__Set exercise__. Copy every record word for word.

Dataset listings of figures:

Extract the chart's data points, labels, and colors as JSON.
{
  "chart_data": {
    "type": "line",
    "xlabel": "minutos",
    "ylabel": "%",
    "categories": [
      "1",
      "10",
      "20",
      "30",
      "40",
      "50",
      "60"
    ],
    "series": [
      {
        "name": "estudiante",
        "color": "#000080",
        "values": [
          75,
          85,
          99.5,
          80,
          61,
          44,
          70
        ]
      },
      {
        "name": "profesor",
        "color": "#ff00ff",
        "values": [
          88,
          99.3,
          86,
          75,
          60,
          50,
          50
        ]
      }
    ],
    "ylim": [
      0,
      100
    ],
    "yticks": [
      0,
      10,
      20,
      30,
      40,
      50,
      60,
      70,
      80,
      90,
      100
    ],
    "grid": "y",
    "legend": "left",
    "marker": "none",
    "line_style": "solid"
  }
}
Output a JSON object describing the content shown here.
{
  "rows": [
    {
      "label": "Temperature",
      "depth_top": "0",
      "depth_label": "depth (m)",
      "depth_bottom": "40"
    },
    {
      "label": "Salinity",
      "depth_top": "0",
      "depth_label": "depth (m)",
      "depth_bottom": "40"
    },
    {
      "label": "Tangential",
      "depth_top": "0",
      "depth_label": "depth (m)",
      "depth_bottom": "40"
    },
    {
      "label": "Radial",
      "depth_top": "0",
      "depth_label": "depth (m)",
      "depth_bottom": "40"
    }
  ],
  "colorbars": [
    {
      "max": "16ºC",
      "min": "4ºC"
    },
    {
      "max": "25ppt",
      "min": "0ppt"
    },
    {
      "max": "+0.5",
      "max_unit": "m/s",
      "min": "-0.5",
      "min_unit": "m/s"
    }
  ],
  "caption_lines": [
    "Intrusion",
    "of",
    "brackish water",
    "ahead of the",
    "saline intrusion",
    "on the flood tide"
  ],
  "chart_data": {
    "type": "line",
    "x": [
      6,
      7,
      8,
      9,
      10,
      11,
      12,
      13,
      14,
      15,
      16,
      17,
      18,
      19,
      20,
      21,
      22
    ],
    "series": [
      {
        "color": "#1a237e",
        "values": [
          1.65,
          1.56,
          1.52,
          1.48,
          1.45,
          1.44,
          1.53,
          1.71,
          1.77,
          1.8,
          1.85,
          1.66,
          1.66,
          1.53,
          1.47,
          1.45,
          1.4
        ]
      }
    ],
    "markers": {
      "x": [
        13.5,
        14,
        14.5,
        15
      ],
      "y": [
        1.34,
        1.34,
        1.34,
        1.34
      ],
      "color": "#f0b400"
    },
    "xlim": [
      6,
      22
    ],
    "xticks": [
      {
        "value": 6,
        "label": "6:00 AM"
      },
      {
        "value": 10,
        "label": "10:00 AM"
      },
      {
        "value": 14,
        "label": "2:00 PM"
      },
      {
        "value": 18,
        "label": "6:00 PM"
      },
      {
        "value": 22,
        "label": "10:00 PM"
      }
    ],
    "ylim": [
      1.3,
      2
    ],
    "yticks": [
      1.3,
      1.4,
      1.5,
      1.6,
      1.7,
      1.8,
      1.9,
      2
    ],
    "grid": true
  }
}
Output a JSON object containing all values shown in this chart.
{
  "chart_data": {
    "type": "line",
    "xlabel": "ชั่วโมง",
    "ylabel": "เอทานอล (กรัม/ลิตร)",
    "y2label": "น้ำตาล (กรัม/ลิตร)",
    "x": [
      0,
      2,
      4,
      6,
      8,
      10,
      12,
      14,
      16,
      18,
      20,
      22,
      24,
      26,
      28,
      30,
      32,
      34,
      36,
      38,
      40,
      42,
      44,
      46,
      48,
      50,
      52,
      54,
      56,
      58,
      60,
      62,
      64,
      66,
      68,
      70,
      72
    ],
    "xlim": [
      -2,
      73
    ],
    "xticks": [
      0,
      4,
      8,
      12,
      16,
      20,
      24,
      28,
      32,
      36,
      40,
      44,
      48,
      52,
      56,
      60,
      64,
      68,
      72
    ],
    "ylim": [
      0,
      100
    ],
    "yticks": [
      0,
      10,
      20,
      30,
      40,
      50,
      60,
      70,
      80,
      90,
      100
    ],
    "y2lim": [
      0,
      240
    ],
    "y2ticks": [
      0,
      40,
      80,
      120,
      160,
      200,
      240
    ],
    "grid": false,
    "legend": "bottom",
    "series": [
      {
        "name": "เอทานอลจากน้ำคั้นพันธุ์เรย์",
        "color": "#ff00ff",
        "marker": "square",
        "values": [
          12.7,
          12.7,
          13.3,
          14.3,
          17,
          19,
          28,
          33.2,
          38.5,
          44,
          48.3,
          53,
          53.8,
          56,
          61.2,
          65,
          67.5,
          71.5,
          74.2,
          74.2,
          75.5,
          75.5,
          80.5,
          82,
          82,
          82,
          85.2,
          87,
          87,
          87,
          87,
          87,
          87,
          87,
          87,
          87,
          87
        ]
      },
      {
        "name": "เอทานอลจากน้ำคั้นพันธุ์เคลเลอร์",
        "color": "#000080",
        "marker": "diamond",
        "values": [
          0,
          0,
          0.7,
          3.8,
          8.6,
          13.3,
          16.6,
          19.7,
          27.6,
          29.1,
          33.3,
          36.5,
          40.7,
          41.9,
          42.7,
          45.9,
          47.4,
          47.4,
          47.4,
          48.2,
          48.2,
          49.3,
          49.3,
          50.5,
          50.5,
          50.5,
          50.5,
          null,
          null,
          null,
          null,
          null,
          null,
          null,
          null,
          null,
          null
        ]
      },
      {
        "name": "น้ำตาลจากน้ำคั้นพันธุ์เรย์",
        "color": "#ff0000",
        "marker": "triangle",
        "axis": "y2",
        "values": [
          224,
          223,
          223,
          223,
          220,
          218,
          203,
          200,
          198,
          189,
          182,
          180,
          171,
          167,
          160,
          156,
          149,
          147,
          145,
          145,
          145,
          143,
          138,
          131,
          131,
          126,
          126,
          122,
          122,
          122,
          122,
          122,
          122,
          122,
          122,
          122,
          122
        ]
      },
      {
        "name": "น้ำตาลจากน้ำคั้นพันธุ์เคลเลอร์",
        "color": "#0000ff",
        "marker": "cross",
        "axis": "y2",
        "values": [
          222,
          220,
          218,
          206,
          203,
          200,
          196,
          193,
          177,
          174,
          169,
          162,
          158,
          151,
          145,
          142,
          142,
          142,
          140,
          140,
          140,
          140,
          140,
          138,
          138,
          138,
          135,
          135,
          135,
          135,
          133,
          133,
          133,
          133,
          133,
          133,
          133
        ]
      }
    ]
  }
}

__The answer__.
Extract the chart's data points, labels, and colors as JSON.
{
  "chart_data": {
    "type": "line",
    "xlabel": "minutos",
    "ylabel": "%",
    "categories": [
      "1",
      "10",
      "20",
      "30",
      "40",
      "50",
      "60"
    ],
    "series": [
      {
        "name": "estudiante",
        "color": "#000080",
        "values": [
          75,
          85,
          99.5,
          80,
          61,
          44,
          70
        ]
      },
      {
        "name": "profesor",
        "color": "#ff00ff",
        "values": [
          88,
          99.3,
          86,
          75,
          60,
          50,
          50
        ]
      }
    ],
    "ylim": [
      0,
      100
    ],
    "yticks": [
      0,
      10,
      20,
      30,
      40,
      50,
      60,
      70,
      80,
      90,
      100
    ],
    "grid": "y",
    "legend": "left",
    "marker": "none",
    "line_style": "solid"
  }
}
Output a JSON object describing the content shown here.
{
  "rows": [
    {
      "label": "Temperature",
      "depth_top": "0",
      "depth_label": "depth (m)",
      "depth_bottom": "40"
    },
    {
      "label": "Salinity",
      "depth_top": "0",
      "depth_label": "depth (m)",
      "depth_bottom": "40"
    },
    {
      "label": "Tangential",
      "depth_top": "0",
      "depth_label": "depth (m)",
      "depth_bottom": "40"
    },
    {
      "label": "Radial",
      "depth_top": "0",
      "depth_label": "depth (m)",
      "depth_bottom": "40"
    }
  ],
  "colorbars": [
    {
      "max": "16ºC",
      "min": "4ºC"
    },
    {
      "max": "25ppt",
      "min": "0ppt"
    },
    {
      "max": "+0.5",
      "max_unit": "m/s",
      "min": "-0.5",
      "min_unit": "m/s"
    }
  ],
  "caption_lines": [
    "Intrusion",
    "of",
    "brackish water",
    "ahead of the",
    "saline intrusion",
    "on the flood tide"
  ],
  "chart_data": {
    "type": "line",
    "x": [
      6,
      7,
      8,
      9,
      10,
      11,
      12,
      13,
      14,
      15,
      16,
      17,
      18,
      19,
      20,
      21,
      22
    ],
    "series": [
      {
        "color": "#1a237e",
        "values": [
          1.65,
          1.56,
          1.52,
          1.48,
          1.45,
          1.44,
          1.53,
          1.71,
          1.77,
          1.8,
          1.85,
          1.66,
          1.66,
          1.53,
          1.47,
          1.45,
          1.4
        ]
      }
    ],
    "markers": {
      "x": [
        13.5,
        14,
        14.5,
        15
      ],
      "y": [
        1.34,
        1.34,
        1.34,
        1.34
      ],
      "color": "#f0b400"
    },
    "xlim": [
      6,
      22
    ],
    "xticks": [
      {
        "value": 6,
        "label": "6:00 AM"
      },
      {
        "value": 10,
        "label": "10:00 AM"
      },
      {
        "value": 14,
        "label": "2:00 PM"
      },
      {
        "value": 18,
        "label": "6:00 PM"
      },
      {
        "value": 22,
        "label": "10:00 PM"
      }
    ],
    "ylim": [
      1.3,
      2
    ],
    "yticks": [
      1.3,
      1.4,
      1.5,
      1.6,
      1.7,
      1.8,
      1.9,
      2
    ],
    "grid": true
  }
}
Output a JSON object containing all values shown in this chart.
{
  "chart_data": {
    "type": "line",
    "xlabel": "ชั่วโมง",
    "ylabel": "เอทานอล (กรัม/ลิตร)",
    "y2label": "น้ำตาล (กรัม/ลิตร)",
    "x": [
      0,
      2,
      4,
      6,
      8,
      10,
      12,
      14,
      16,
      18,
      20,
      22,
      24,
      26,
      28,
      30,
      32,
      34,
      36,
      38,
      40,
      42,
      44,
      46,
      48,
      50,
      52,
      54,
      56,
      58,
      60,
      62,
      64,
      66,
      68,
      70,
      72
    ],
    "xlim": [
      -2,
      73
    ],
    "xticks": [
      0,
      4,
      8,
      12,
      16,
      20,
      24,
      28,
      32,
      36,
      40,
      44,
      48,
      52,
      56,
      60,
      64,
      68,
      72
    ],
    "ylim": [
      0,
      100
    ],
    "yticks": [
      0,
      10,
      20,
      30,
      40,
      50,
      60,
      70,
      80,
      90,
      100
    ],
    "y2lim": [
      0,
      240
    ],
    "y2ticks": [
      0,
      40,
      80,
      120,
      160,
      200,
      240
    ],
    "grid": false,
    "legend": "bottom",
    "series": [
      {
        "name": "เอทานอลจากน้ำคั้นพันธุ์เรย์",
        "color": "#ff00ff",
        "marker": "square",
        "values": [
          12.7,
          12.7,
          13.3,
          14.3,
          17,
          19,
          28,
          33.2,
          38.5,
          44,
          48.3,
          53,
          53.8,
          56,
          61.2,
          65,
          67.5,
          71.5,
          74.2,
          74.2,
          75.5,
          75.5,
          80.5,
          82,
          82,
          82,
          85.2,
          87,
          87,
          87,
          87,
          87,
          87,
          87,
          87,
          87,
          87
        ]
      },
      {
        "name": "เอทานอลจากน้ำคั้นพันธุ์เคลเลอร์",
        "color": "#000080",
        "marker": "diamond",
        "values": [
          0,
          0,
          0.7,
          3.8,
          8.6,
          13.3,
          16.6,
          19.7,
          27.6,
          29.1,
          33.3,
          36.5,
          40.7,
          41.9,
          42.7,
          45.9,
          47.4,
          47.4,
          47.4,
          48.2,
          48.2,
          49.3,
          49.3,
          50.5,
          50.5,
          50.5,
          50.5,
          null,
          null,
          null,
          null,
          null,
          null,
          null,
          null,
          null,
          null
        ]
      },
      {
        "name": "น้ำตาลจากน้ำคั้นพันธุ์เรย์",
        "color": "#ff0000",
        "marker": "triangle",
        "axis": "y2",
        "values": [
          224,
          223,
          223,
          223,
          220,
          218,
          203,
          200,
          198,
          189,
          182,
          180,
          171,
          167,
          160,
          156,
          149,
          147,
          145,
          145,
          145,
          143,
          138,
          131,
          131,
          126,
          126,
          122,
          122,
          122,
          122,
          122,
          122,
          122,
          122,
          122,
          122
        ]
      },
      {
        "name": "น้ำตาลจากน้ำคั้นพันธุ์เคลเลอร์",
        "color": "#0000ff",
        "marker": "cross",
        "axis": "y2",
        "values": [
          222,
          220,
          218,
          206,
          203,
          200,
          196,
          193,
          177,
          174,
          169,
          162,
          158,
          151,
          145,
          142,
          142,
          142,
          140,
          140,
          140,
          140,
          140,
          138,
          138,
          138,
          135,
          135,
          135,
          135,
          133,
          133,
          133,
          133,
          133,
          133,
          133
        ]
      }
    ]
  }
}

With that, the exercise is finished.